Work required:
Report how many lines of the listing below include the word "cycle". Give nothing but the number.

-- Exercise data follows --

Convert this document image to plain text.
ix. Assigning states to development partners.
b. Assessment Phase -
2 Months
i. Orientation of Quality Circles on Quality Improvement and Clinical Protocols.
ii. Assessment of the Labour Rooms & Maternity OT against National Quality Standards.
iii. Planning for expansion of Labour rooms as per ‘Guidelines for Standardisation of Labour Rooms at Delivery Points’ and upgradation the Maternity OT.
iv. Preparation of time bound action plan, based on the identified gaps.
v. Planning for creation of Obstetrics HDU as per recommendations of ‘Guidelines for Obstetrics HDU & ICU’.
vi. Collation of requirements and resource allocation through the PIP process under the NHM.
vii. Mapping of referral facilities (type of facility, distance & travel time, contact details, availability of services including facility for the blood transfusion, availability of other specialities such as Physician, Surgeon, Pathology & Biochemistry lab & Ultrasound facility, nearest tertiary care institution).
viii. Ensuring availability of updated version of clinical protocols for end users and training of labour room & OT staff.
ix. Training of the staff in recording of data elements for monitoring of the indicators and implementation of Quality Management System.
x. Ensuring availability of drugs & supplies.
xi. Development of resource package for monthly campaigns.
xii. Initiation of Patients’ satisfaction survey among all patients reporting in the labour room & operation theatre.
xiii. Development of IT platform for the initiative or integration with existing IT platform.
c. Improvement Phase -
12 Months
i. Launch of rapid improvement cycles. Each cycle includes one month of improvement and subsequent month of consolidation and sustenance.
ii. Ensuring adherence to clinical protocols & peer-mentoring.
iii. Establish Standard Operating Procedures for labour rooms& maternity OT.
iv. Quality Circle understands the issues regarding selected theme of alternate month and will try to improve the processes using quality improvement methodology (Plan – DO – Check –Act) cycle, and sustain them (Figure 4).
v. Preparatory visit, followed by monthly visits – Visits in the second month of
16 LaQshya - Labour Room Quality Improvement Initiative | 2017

-- Exercise data concluded --

Your solution:
2